## BRIEF
Extract each line bearing the word "text".

## DATA FOR THIS EXERCISE
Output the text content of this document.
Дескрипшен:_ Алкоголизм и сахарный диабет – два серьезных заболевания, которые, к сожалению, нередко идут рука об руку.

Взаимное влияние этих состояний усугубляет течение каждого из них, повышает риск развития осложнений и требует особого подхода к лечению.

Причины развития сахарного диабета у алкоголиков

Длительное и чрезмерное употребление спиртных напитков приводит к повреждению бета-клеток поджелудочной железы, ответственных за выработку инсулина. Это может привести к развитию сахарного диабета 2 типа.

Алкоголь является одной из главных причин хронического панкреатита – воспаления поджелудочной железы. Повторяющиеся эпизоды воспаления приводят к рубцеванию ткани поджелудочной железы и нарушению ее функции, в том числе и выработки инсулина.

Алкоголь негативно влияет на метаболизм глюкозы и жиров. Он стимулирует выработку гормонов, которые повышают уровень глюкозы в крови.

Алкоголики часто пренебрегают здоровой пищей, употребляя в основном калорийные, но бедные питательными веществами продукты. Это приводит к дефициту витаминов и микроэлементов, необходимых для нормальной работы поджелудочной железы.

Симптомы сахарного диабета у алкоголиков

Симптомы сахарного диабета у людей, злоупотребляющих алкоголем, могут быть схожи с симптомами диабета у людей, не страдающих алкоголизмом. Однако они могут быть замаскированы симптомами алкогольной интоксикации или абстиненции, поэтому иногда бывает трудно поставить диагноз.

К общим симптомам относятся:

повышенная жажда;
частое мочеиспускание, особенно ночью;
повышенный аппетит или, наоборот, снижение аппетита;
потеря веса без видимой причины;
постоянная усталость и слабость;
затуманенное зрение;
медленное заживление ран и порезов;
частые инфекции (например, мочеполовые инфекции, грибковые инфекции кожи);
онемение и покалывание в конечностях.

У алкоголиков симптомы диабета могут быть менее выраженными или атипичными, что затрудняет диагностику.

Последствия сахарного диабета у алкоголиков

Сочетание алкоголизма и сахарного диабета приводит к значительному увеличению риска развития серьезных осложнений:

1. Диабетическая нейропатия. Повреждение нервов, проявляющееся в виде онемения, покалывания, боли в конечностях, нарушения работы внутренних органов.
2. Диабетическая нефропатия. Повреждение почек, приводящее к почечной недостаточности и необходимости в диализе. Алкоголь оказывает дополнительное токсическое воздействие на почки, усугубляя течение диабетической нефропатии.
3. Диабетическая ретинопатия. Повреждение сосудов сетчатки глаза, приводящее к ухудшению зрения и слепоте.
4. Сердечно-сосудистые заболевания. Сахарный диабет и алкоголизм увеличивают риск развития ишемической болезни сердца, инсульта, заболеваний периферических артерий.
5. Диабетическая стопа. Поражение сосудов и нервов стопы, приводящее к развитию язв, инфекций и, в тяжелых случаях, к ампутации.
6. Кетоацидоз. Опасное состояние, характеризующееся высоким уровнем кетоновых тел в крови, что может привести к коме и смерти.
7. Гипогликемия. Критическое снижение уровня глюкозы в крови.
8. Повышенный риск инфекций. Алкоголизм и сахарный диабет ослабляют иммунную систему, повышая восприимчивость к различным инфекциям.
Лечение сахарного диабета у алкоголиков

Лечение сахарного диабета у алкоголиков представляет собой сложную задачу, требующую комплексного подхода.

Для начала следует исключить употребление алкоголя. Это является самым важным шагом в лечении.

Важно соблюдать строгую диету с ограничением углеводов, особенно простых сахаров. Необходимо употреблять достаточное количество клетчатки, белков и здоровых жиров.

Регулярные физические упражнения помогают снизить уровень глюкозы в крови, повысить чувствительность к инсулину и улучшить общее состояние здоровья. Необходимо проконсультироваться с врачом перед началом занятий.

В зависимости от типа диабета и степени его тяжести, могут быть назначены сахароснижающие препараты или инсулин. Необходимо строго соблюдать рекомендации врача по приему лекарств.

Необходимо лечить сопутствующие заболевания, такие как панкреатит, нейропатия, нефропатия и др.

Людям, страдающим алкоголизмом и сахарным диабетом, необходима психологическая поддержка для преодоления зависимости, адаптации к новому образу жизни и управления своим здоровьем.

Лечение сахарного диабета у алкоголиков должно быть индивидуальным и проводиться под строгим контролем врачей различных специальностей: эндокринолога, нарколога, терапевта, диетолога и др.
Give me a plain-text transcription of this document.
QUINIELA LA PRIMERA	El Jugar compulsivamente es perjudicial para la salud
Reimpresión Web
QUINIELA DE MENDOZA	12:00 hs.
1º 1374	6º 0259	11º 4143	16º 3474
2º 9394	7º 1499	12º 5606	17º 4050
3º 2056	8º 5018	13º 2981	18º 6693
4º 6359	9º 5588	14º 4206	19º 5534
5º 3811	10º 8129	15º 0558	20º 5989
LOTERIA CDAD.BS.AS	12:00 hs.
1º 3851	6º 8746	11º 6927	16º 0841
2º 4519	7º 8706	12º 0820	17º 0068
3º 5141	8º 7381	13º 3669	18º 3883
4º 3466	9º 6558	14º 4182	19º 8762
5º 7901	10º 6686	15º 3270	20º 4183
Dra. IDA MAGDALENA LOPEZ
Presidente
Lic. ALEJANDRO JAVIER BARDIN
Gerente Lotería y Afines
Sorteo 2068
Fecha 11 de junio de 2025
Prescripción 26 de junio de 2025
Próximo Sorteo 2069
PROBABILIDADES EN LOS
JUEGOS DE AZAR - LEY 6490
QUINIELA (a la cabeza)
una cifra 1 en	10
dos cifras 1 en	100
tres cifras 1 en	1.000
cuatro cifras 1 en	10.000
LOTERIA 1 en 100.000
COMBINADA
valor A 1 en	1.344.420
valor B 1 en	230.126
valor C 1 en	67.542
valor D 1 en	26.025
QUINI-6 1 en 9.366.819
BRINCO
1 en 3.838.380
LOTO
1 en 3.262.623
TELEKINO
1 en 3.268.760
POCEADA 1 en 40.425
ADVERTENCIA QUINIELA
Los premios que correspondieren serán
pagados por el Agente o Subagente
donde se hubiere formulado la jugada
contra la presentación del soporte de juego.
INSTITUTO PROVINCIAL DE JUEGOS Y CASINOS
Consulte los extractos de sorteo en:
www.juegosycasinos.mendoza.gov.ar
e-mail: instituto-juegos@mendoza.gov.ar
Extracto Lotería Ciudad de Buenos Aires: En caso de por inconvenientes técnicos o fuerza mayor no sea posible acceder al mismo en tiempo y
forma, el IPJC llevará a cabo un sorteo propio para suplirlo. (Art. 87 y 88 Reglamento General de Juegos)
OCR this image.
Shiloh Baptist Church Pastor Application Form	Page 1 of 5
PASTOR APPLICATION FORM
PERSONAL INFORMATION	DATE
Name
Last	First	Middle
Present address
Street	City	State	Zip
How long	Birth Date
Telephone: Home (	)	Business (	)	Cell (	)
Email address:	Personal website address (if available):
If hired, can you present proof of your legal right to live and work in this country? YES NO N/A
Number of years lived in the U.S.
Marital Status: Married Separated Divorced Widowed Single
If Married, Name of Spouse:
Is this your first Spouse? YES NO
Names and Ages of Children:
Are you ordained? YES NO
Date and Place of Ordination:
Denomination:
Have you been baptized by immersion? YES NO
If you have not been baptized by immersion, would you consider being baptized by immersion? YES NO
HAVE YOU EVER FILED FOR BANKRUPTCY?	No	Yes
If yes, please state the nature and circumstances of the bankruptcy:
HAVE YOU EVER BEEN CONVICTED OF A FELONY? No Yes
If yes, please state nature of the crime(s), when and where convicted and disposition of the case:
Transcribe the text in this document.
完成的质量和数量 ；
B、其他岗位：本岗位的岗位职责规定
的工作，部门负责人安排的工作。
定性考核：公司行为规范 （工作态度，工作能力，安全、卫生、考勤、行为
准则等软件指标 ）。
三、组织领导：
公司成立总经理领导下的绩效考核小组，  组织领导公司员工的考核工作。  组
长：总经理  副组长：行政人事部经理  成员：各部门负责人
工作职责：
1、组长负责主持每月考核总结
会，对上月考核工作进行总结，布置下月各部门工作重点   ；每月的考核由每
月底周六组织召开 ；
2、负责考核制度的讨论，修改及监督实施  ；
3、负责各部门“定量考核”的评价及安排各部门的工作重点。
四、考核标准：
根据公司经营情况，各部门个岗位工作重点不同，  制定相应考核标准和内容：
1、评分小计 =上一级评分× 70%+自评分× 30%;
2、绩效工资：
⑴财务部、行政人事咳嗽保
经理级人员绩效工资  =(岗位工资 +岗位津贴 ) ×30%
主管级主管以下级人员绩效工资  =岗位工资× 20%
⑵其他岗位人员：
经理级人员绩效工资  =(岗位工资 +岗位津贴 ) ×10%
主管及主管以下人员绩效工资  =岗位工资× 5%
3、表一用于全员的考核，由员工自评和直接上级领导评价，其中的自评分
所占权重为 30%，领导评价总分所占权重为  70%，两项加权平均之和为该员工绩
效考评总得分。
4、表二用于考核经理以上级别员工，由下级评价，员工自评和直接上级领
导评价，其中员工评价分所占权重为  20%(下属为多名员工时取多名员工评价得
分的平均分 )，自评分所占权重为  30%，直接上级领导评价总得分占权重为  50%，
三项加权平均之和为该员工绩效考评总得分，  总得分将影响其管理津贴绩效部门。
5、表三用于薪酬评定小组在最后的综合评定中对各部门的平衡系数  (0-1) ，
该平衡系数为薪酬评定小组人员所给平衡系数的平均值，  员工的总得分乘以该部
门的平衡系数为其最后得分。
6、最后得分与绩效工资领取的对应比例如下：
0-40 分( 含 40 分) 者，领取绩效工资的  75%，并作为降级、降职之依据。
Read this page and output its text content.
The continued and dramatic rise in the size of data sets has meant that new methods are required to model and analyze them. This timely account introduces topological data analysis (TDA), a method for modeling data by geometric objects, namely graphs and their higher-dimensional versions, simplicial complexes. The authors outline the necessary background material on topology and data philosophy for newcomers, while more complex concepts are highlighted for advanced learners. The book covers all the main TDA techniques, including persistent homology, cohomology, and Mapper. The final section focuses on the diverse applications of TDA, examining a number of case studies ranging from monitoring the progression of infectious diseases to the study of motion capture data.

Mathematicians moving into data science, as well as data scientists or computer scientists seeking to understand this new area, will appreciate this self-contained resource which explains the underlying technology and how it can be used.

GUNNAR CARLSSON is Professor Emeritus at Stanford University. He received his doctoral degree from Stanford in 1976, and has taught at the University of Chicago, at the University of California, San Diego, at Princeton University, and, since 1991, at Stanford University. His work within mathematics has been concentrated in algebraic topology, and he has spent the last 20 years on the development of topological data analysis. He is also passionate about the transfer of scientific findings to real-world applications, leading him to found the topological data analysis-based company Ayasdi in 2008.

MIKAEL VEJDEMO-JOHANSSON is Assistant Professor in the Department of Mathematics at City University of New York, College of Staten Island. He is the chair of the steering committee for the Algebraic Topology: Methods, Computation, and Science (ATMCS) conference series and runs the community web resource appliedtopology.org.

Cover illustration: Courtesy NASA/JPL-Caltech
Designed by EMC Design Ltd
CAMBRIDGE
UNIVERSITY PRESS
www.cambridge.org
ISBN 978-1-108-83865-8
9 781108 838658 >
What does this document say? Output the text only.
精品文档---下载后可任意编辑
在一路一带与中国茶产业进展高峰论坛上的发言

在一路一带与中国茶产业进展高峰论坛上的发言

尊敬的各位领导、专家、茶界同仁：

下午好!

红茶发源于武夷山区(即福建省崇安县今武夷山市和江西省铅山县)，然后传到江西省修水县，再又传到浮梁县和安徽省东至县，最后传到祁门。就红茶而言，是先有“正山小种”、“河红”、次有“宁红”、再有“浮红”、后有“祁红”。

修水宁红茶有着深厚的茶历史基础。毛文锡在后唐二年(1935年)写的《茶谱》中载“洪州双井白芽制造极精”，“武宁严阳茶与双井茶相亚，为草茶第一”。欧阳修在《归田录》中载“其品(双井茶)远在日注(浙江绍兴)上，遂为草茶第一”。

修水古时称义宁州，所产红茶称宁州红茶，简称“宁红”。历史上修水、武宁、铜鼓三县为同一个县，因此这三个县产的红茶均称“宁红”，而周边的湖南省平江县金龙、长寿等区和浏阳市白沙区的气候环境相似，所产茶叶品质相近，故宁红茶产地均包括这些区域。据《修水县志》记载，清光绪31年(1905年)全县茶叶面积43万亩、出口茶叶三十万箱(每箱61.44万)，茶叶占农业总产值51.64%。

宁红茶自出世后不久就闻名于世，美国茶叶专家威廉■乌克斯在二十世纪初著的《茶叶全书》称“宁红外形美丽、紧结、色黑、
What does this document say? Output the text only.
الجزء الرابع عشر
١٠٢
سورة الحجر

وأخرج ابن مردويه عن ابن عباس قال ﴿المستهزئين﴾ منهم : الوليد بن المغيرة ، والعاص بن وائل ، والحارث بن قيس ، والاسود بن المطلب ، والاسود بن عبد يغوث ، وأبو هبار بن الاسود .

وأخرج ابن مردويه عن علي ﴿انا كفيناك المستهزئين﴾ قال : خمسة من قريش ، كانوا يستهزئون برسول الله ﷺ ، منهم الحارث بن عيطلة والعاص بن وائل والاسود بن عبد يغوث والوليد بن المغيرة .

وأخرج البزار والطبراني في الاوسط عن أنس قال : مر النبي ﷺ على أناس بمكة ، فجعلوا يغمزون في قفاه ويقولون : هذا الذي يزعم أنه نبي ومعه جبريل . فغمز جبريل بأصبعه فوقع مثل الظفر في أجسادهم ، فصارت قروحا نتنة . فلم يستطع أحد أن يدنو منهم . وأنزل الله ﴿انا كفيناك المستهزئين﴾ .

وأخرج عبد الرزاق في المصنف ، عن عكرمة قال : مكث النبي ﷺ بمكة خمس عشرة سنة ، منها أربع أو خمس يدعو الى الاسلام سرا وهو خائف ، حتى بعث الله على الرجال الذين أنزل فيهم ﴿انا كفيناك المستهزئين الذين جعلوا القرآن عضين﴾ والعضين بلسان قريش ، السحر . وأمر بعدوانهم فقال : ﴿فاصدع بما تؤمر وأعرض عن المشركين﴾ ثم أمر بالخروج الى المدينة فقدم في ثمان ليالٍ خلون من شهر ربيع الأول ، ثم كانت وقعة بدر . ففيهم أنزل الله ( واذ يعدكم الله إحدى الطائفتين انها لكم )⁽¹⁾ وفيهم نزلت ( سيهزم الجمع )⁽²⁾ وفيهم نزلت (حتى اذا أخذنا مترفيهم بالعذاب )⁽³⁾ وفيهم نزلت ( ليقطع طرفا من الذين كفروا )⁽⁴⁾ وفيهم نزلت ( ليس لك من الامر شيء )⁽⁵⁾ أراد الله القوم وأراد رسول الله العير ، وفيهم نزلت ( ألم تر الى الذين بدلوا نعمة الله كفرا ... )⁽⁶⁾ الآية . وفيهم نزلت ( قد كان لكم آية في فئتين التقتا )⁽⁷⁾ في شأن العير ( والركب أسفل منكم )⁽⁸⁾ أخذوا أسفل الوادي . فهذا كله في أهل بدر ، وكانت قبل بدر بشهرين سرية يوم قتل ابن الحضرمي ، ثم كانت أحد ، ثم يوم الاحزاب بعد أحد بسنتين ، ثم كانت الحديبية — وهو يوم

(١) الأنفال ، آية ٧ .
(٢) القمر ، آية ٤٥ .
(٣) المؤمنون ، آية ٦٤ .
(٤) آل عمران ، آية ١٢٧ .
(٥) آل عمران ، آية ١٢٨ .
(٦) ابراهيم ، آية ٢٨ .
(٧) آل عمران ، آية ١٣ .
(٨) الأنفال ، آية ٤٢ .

## ANSWER FOR THE TASK
Output the text content of this document.
Give me a plain-text transcription of this document.
Transcribe the text in this document.
Read this page and output its text content.
What does this document say? Output the text only.
What does this document say? Output the text only.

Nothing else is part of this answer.